[Start]

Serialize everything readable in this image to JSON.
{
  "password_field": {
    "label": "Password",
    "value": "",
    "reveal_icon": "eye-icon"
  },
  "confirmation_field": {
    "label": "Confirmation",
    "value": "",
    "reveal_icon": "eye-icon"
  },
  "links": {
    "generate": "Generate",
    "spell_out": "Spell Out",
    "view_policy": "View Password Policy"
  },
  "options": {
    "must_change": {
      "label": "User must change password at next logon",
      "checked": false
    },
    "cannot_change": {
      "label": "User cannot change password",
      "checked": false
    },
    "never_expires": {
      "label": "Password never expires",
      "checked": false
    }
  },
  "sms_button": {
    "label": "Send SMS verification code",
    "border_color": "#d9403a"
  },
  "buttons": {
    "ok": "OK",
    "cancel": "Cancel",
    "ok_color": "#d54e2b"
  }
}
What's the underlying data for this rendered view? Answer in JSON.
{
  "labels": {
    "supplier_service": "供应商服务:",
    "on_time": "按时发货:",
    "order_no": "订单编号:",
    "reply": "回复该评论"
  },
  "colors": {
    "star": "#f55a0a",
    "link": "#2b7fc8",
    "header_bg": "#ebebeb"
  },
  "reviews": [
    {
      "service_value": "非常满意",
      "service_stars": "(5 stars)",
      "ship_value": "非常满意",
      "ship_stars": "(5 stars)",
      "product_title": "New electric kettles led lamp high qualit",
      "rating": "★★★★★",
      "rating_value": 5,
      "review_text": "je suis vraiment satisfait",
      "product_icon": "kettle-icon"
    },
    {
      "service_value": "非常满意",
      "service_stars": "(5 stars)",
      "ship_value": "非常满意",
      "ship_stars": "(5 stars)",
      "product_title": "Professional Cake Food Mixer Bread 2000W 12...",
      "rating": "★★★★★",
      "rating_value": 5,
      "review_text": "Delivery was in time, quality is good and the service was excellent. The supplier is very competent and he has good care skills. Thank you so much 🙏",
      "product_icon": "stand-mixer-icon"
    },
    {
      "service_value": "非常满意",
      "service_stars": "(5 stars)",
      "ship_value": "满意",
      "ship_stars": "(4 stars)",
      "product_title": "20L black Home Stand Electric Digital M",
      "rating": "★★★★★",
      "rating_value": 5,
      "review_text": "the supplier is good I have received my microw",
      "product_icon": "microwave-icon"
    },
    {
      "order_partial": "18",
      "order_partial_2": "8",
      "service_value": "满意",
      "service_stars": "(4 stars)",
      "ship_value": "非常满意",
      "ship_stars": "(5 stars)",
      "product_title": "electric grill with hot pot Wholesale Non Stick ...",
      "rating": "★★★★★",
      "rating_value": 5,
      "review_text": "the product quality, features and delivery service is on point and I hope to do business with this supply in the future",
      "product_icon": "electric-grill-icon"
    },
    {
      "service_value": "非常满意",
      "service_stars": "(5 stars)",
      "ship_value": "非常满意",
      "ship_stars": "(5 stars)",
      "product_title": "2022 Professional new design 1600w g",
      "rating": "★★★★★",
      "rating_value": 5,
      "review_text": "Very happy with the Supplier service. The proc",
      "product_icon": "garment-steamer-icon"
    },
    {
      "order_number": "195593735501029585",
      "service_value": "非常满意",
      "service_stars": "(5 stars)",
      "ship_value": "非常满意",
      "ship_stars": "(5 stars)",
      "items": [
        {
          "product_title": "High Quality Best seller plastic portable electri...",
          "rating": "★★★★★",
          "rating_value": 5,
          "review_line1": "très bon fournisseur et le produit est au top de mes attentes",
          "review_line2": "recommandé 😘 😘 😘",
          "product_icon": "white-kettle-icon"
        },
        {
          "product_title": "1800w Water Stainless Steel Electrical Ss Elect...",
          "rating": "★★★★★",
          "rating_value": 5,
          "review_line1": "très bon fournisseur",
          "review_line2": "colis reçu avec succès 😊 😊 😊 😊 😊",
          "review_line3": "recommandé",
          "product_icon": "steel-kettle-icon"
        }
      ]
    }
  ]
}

[End]

Copy every line from the records above that contains the word "with".

      "product_title": "electric grill with hot pot Wholesale Non Stick ...",
      "review_text": "the product quality, features and delivery service is on point and I hope to do business with this supply in the future",
      "review_text": "Very happy with the Supplier service. The proc",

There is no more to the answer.